** begin Data lines **

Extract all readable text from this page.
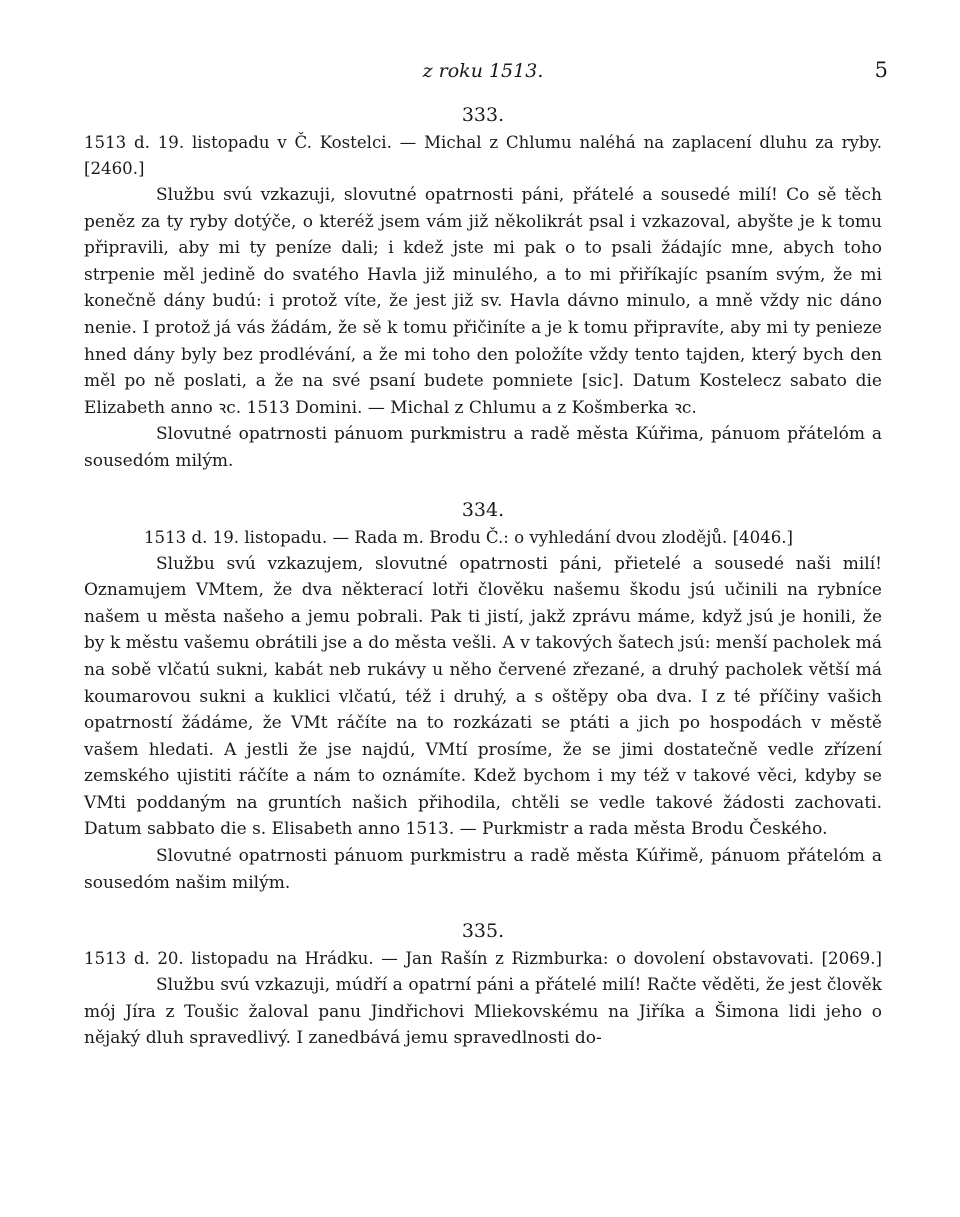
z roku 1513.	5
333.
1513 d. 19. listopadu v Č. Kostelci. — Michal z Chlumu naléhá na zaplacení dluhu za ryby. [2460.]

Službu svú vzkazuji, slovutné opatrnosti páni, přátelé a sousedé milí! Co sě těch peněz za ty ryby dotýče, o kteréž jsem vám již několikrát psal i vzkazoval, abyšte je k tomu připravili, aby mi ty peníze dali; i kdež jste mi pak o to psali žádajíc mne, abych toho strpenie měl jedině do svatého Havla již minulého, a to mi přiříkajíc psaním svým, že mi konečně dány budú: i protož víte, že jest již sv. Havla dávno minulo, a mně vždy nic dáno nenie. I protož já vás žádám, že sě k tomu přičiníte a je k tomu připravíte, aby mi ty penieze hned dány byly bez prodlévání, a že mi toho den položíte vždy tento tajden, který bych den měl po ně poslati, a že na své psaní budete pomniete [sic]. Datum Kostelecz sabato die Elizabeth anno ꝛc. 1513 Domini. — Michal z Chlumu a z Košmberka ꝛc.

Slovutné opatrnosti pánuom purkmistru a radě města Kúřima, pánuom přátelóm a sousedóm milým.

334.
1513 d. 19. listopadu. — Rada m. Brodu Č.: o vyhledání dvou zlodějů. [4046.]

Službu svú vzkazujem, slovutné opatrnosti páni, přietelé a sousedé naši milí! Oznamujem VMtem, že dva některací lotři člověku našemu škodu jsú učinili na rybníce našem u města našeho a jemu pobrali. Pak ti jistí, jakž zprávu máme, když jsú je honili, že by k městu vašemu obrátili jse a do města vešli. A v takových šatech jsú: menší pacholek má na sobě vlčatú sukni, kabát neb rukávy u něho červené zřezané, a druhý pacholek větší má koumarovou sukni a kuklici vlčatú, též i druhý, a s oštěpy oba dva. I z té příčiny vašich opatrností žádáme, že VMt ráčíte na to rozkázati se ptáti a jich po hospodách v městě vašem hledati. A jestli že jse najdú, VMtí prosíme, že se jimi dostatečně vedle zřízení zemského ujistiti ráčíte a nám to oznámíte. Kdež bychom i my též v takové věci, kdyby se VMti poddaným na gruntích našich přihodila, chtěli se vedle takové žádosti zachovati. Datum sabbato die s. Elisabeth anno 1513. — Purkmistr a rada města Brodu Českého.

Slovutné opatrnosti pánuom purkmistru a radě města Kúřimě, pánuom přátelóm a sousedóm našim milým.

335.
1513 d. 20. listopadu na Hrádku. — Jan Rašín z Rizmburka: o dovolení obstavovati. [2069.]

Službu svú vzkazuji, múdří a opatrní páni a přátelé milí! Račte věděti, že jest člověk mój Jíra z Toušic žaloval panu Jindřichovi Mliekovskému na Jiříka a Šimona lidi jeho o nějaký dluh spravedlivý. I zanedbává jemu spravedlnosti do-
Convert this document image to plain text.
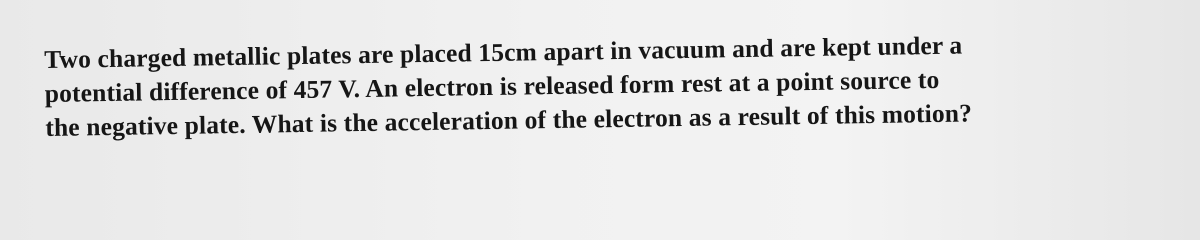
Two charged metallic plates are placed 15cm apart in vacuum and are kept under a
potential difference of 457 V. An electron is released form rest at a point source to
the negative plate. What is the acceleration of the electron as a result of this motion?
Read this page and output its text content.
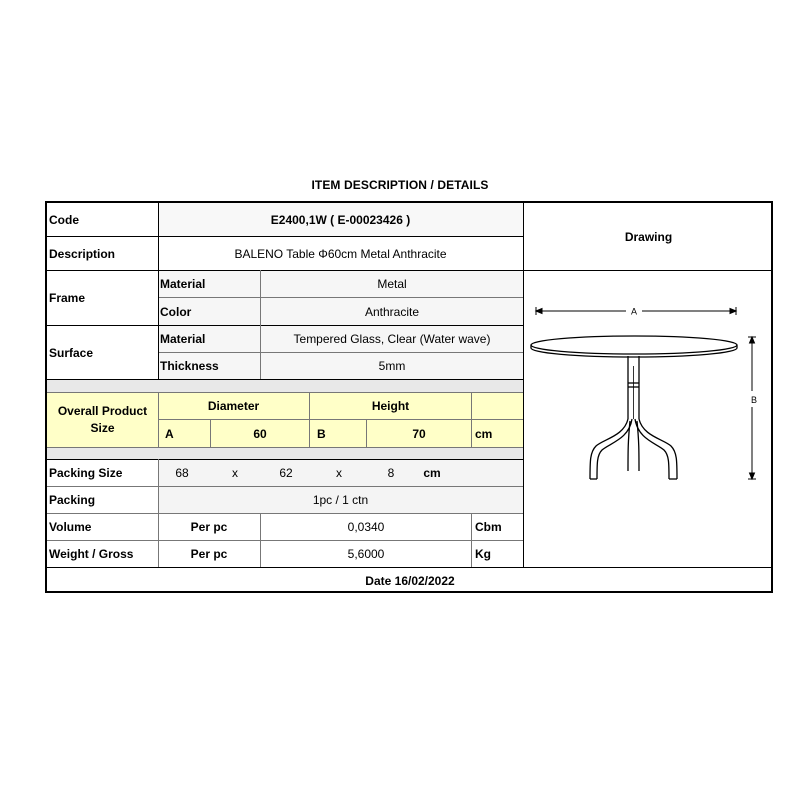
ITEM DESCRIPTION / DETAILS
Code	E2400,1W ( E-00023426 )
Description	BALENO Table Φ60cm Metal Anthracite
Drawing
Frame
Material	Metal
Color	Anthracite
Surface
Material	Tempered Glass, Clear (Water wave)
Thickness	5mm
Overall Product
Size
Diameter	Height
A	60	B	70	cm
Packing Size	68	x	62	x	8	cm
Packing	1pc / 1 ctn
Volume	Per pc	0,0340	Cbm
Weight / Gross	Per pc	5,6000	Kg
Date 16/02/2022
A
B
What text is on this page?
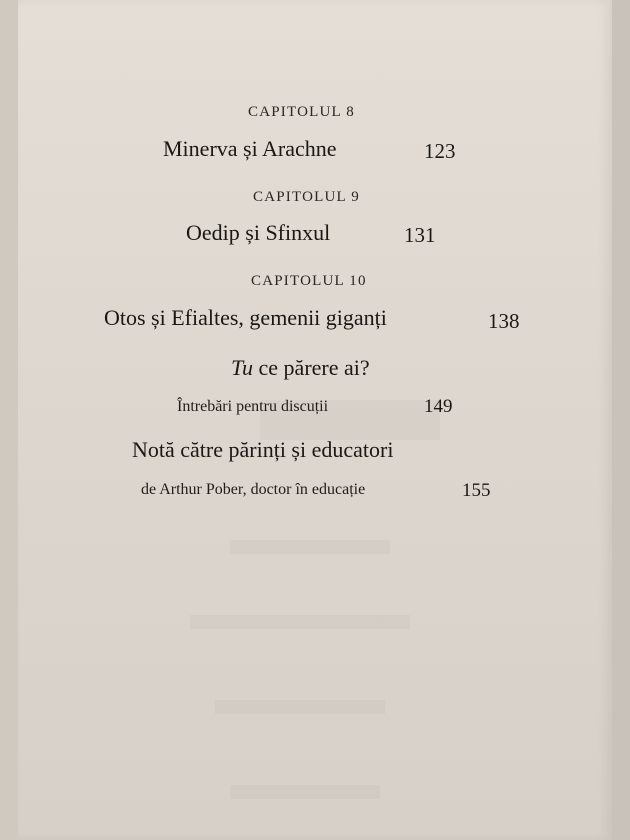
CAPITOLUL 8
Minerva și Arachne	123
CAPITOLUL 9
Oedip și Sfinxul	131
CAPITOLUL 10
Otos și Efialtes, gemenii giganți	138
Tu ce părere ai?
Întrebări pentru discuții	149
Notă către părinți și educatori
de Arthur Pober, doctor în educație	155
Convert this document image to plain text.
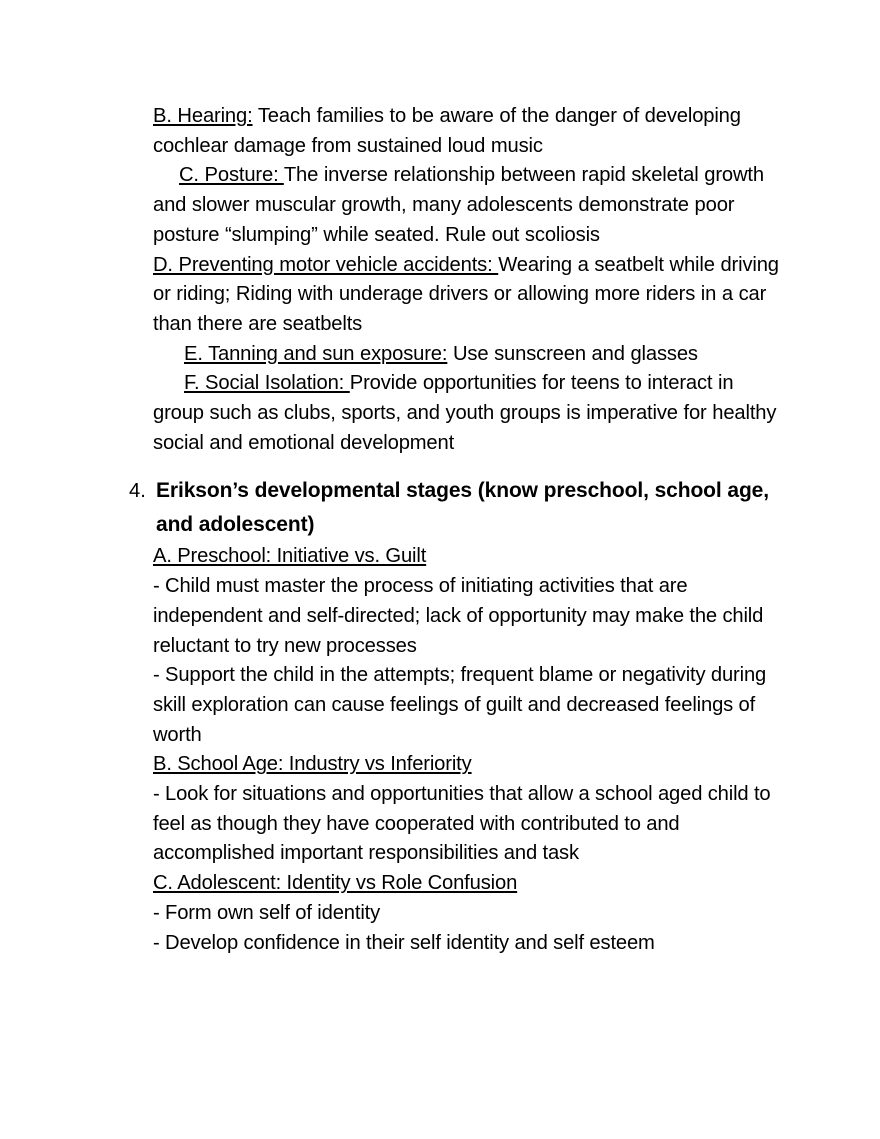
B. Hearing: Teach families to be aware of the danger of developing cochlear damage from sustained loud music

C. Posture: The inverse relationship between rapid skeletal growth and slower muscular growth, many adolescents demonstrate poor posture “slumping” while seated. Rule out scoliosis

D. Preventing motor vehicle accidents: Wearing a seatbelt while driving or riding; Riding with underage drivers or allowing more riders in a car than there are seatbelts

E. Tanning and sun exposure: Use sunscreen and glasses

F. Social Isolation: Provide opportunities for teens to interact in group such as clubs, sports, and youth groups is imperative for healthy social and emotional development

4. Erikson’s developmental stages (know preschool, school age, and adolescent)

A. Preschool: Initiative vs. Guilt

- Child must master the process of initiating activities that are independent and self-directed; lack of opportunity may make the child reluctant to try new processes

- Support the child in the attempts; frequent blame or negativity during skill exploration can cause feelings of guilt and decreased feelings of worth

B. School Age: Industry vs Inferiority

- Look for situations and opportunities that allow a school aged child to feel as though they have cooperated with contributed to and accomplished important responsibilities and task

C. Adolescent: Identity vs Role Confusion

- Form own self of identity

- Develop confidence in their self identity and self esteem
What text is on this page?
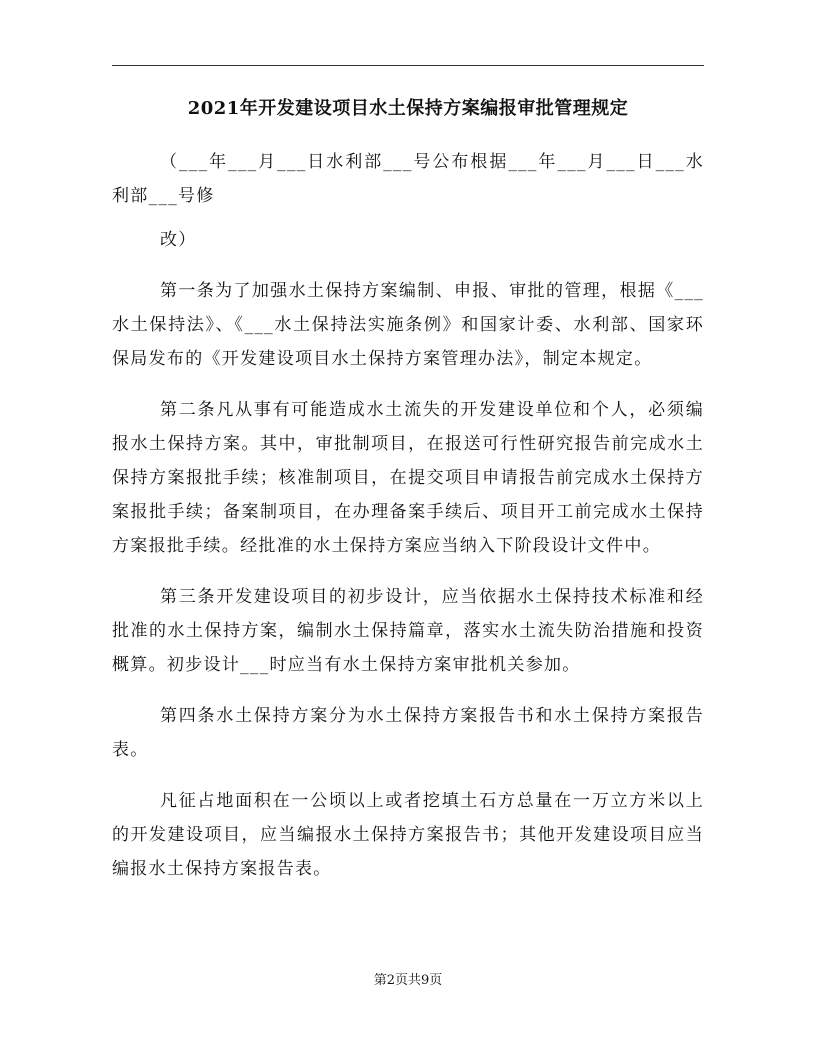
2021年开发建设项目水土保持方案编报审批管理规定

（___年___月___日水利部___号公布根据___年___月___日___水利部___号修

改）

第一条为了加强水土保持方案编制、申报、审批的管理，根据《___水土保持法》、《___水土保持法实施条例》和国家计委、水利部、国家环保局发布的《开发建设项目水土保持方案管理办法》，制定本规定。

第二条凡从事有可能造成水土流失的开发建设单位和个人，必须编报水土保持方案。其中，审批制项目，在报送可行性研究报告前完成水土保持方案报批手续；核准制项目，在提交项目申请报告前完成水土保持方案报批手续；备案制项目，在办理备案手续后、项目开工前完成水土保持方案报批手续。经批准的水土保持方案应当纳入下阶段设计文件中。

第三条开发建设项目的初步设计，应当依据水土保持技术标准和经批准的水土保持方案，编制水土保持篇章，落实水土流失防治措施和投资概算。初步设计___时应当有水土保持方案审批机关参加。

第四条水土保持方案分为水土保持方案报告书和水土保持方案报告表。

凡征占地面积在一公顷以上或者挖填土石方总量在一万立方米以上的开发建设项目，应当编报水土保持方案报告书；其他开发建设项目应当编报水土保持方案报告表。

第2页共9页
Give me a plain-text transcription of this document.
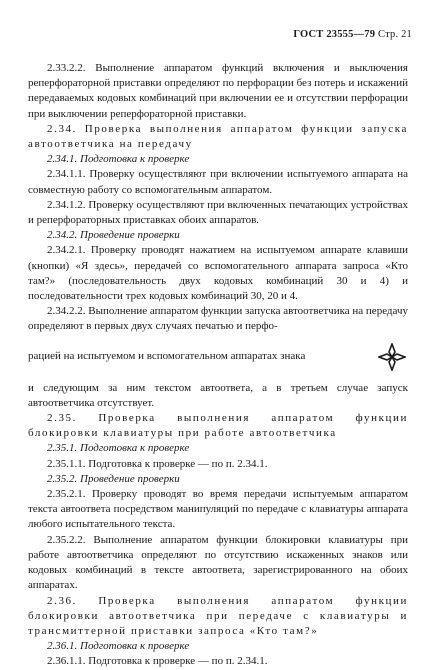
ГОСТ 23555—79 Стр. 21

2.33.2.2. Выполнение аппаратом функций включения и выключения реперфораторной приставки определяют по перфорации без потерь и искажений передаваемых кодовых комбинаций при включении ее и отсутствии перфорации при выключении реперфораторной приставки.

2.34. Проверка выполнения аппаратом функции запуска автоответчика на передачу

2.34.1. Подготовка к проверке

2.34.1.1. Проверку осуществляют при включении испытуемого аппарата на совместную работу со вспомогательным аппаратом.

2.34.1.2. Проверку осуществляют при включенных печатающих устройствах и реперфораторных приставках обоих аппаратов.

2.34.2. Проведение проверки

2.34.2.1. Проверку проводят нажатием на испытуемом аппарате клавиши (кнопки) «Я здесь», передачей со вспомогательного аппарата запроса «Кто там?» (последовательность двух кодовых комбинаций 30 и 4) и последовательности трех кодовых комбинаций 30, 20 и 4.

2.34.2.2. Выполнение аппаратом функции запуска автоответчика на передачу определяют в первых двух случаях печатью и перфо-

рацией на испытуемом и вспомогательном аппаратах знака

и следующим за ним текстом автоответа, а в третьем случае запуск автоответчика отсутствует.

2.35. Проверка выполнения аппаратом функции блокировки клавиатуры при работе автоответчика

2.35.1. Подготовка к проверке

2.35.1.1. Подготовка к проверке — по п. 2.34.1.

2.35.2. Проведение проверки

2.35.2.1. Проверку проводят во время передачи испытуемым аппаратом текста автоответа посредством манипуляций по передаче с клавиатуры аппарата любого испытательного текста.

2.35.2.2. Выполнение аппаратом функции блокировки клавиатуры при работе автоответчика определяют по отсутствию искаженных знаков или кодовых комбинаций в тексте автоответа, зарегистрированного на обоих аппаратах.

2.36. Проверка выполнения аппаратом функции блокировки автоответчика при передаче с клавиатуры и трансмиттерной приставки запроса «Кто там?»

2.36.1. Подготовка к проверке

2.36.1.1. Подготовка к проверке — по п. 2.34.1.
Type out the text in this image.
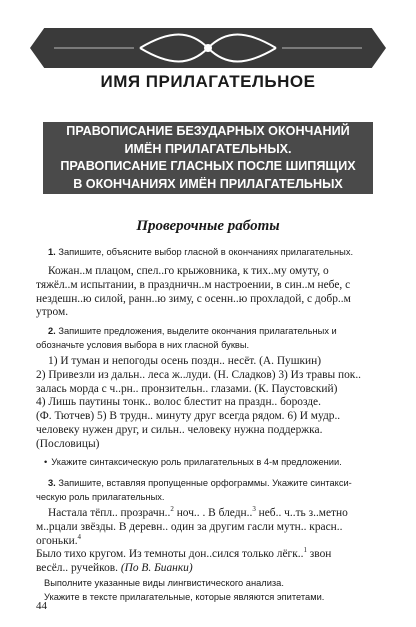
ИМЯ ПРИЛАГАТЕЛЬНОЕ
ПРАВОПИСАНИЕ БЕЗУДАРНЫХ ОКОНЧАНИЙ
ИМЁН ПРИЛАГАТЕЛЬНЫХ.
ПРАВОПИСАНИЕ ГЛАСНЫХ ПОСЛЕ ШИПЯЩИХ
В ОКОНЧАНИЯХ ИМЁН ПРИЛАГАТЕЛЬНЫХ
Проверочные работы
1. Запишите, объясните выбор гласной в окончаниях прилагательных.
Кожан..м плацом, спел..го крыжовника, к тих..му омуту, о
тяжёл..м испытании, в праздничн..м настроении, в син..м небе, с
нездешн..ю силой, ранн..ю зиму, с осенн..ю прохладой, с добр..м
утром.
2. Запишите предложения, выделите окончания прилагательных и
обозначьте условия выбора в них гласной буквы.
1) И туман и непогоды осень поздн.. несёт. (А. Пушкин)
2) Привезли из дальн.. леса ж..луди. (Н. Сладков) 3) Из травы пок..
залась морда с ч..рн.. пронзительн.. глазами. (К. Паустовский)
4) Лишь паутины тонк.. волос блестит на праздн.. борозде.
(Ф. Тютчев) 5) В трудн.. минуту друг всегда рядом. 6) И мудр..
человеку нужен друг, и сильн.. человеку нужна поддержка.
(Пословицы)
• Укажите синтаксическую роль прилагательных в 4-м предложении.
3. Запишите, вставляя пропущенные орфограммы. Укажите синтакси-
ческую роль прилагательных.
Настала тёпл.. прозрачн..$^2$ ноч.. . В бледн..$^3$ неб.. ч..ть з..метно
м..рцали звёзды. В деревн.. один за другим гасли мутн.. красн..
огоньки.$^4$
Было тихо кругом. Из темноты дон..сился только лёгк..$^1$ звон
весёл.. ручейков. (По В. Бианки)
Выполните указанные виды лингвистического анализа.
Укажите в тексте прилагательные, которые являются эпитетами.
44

** end Data lines **

Exercise. Tally up the lines holding the string "испытуемом" in this listing, and report the total alone.

Task result. 2